▸ TASK INPUT
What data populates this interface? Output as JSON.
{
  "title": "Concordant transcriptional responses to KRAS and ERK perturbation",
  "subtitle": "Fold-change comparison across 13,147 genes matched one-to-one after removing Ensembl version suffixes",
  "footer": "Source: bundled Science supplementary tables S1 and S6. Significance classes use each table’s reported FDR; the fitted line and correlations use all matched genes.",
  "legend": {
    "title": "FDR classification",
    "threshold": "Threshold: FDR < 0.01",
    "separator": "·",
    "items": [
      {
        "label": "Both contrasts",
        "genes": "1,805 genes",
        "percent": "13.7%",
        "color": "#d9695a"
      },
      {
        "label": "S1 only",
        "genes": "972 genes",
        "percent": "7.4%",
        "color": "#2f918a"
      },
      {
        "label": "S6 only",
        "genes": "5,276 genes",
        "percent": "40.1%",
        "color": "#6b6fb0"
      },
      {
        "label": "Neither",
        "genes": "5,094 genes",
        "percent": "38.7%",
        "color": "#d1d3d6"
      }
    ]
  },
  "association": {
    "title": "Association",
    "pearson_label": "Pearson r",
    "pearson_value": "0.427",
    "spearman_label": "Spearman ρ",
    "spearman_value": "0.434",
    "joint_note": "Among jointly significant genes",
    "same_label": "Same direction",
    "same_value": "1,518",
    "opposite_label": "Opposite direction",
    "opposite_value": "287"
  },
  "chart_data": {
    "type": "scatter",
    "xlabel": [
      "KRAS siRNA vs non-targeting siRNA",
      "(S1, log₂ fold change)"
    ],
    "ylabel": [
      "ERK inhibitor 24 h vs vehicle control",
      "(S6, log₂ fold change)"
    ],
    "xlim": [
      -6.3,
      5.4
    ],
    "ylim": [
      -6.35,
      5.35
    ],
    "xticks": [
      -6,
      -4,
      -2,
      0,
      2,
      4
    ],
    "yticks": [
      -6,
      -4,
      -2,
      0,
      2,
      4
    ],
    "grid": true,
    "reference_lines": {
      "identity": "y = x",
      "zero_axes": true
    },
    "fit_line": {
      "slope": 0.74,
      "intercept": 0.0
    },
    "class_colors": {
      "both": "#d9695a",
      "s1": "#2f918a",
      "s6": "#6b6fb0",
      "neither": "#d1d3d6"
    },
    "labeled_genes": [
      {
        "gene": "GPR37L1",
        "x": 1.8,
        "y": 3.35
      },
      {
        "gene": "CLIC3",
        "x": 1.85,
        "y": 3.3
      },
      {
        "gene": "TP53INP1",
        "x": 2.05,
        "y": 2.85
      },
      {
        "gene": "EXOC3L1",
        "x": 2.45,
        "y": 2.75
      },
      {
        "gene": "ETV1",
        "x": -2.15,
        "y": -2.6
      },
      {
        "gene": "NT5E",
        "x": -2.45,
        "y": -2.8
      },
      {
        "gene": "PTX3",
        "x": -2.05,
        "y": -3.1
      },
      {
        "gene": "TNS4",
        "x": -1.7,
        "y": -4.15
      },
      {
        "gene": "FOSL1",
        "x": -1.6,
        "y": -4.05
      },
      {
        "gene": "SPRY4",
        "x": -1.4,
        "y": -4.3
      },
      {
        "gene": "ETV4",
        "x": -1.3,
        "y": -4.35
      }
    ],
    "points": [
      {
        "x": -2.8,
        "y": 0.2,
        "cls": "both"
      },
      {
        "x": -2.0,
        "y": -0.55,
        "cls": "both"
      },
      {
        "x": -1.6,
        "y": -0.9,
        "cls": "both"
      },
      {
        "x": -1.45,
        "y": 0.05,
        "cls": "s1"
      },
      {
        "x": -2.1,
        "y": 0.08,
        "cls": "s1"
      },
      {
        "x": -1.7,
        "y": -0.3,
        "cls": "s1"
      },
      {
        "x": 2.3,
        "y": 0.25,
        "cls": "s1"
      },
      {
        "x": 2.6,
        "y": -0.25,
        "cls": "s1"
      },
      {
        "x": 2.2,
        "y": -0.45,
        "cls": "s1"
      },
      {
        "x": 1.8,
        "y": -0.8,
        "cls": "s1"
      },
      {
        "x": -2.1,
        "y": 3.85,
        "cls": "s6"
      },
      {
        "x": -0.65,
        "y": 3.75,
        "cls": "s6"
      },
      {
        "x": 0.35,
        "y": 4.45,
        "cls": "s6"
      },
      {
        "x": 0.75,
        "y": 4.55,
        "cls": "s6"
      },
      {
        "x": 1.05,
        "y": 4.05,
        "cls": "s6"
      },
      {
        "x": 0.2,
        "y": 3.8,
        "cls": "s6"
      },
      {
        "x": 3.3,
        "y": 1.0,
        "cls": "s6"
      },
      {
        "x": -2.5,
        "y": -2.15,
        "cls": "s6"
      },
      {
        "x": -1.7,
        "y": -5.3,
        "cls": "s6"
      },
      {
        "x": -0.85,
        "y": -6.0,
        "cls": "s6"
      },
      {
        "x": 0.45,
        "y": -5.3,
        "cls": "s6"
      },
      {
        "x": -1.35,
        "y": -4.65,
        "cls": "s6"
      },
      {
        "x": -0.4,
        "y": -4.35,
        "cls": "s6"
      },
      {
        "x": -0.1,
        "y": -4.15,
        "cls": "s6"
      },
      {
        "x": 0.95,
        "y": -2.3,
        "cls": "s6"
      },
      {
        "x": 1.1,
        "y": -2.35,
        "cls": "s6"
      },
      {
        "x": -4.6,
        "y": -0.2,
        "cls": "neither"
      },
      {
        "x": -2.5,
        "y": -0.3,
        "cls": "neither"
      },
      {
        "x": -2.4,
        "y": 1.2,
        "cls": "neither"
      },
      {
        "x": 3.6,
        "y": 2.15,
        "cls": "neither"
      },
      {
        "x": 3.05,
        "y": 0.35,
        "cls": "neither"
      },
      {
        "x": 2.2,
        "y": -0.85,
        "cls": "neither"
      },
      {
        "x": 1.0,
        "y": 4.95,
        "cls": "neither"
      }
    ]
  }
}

▸ PROBLEM STATEMENT
Write out the full listing exactly as given.

▸ RESULT BELOW
What data populates this interface? Output as JSON.
{
  "title": "Concordant transcriptional responses to KRAS and ERK perturbation",
  "subtitle": "Fold-change comparison across 13,147 genes matched one-to-one after removing Ensembl version suffixes",
  "footer": "Source: bundled Science supplementary tables S1 and S6. Significance classes use each table’s reported FDR; the fitted line and correlations use all matched genes.",
  "legend": {
    "title": "FDR classification",
    "threshold": "Threshold: FDR < 0.01",
    "separator": "·",
    "items": [
      {
        "label": "Both contrasts",
        "genes": "1,805 genes",
        "percent": "13.7%",
        "color": "#d9695a"
      },
      {
        "label": "S1 only",
        "genes": "972 genes",
        "percent": "7.4%",
        "color": "#2f918a"
      },
      {
        "label": "S6 only",
        "genes": "5,276 genes",
        "percent": "40.1%",
        "color": "#6b6fb0"
      },
      {
        "label": "Neither",
        "genes": "5,094 genes",
        "percent": "38.7%",
        "color": "#d1d3d6"
      }
    ]
  },
  "association": {
    "title": "Association",
    "pearson_label": "Pearson r",
    "pearson_value": "0.427",
    "spearman_label": "Spearman ρ",
    "spearman_value": "0.434",
    "joint_note": "Among jointly significant genes",
    "same_label": "Same direction",
    "same_value": "1,518",
    "opposite_label": "Opposite direction",
    "opposite_value": "287"
  },
  "chart_data": {
    "type": "scatter",
    "xlabel": [
      "KRAS siRNA vs non-targeting siRNA",
      "(S1, log₂ fold change)"
    ],
    "ylabel": [
      "ERK inhibitor 24 h vs vehicle control",
      "(S6, log₂ fold change)"
    ],
    "xlim": [
      -6.3,
      5.4
    ],
    "ylim": [
      -6.35,
      5.35
    ],
    "xticks": [
      -6,
      -4,
      -2,
      0,
      2,
      4
    ],
    "yticks": [
      -6,
      -4,
      -2,
      0,
      2,
      4
    ],
    "grid": true,
    "reference_lines": {
      "identity": "y = x",
      "zero_axes": true
    },
    "fit_line": {
      "slope": 0.74,
      "intercept": 0.0
    },
    "class_colors": {
      "both": "#d9695a",
      "s1": "#2f918a",
      "s6": "#6b6fb0",
      "neither": "#d1d3d6"
    },
    "labeled_genes": [
      {
        "gene": "GPR37L1",
        "x": 1.8,
        "y": 3.35
      },
      {
        "gene": "CLIC3",
        "x": 1.85,
        "y": 3.3
      },
      {
        "gene": "TP53INP1",
        "x": 2.05,
        "y": 2.85
      },
      {
        "gene": "EXOC3L1",
        "x": 2.45,
        "y": 2.75
      },
      {
        "gene": "ETV1",
        "x": -2.15,
        "y": -2.6
      },
      {
        "gene": "NT5E",
        "x": -2.45,
        "y": -2.8
      },
      {
        "gene": "PTX3",
        "x": -2.05,
        "y": -3.1
      },
      {
        "gene": "TNS4",
        "x": -1.7,
        "y": -4.15
      },
      {
        "gene": "FOSL1",
        "x": -1.6,
        "y": -4.05
      },
      {
        "gene": "SPRY4",
        "x": -1.4,
        "y": -4.3
      },
      {
        "gene": "ETV4",
        "x": -1.3,
        "y": -4.35
      }
    ],
    "points": [
      {
        "x": -2.8,
        "y": 0.2,
        "cls": "both"
      },
      {
        "x": -2.0,
        "y": -0.55,
        "cls": "both"
      },
      {
        "x": -1.6,
        "y": -0.9,
        "cls": "both"
      },
      {
        "x": -1.45,
        "y": 0.05,
        "cls": "s1"
      },
      {
        "x": -2.1,
        "y": 0.08,
        "cls": "s1"
      },
      {
        "x": -1.7,
        "y": -0.3,
        "cls": "s1"
      },
      {
        "x": 2.3,
        "y": 0.25,
        "cls": "s1"
      },
      {
        "x": 2.6,
        "y": -0.25,
        "cls": "s1"
      },
      {
        "x": 2.2,
        "y": -0.45,
        "cls": "s1"
      },
      {
        "x": 1.8,
        "y": -0.8,
        "cls": "s1"
      },
      {
        "x": -2.1,
        "y": 3.85,
        "cls": "s6"
      },
      {
        "x": -0.65,
        "y": 3.75,
        "cls": "s6"
      },
      {
        "x": 0.35,
        "y": 4.45,
        "cls": "s6"
      },
      {
        "x": 0.75,
        "y": 4.55,
        "cls": "s6"
      },
      {
        "x": 1.05,
        "y": 4.05,
        "cls": "s6"
      },
      {
        "x": 0.2,
        "y": 3.8,
        "cls": "s6"
      },
      {
        "x": 3.3,
        "y": 1.0,
        "cls": "s6"
      },
      {
        "x": -2.5,
        "y": -2.15,
        "cls": "s6"
      },
      {
        "x": -1.7,
        "y": -5.3,
        "cls": "s6"
      },
      {
        "x": -0.85,
        "y": -6.0,
        "cls": "s6"
      },
      {
        "x": 0.45,
        "y": -5.3,
        "cls": "s6"
      },
      {
        "x": -1.35,
        "y": -4.65,
        "cls": "s6"
      },
      {
        "x": -0.4,
        "y": -4.35,
        "cls": "s6"
      },
      {
        "x": -0.1,
        "y": -4.15,
        "cls": "s6"
      },
      {
        "x": 0.95,
        "y": -2.3,
        "cls": "s6"
      },
      {
        "x": 1.1,
        "y": -2.35,
        "cls": "s6"
      },
      {
        "x": -4.6,
        "y": -0.2,
        "cls": "neither"
      },
      {
        "x": -2.5,
        "y": -0.3,
        "cls": "neither"
      },
      {
        "x": -2.4,
        "y": 1.2,
        "cls": "neither"
      },
      {
        "x": 3.6,
        "y": 2.15,
        "cls": "neither"
      },
      {
        "x": 3.05,
        "y": 0.35,
        "cls": "neither"
      },
      {
        "x": 2.2,
        "y": -0.85,
        "cls": "neither"
      },
      {
        "x": 1.0,
        "y": 4.95,
        "cls": "neither"
      }
    ]
  }
}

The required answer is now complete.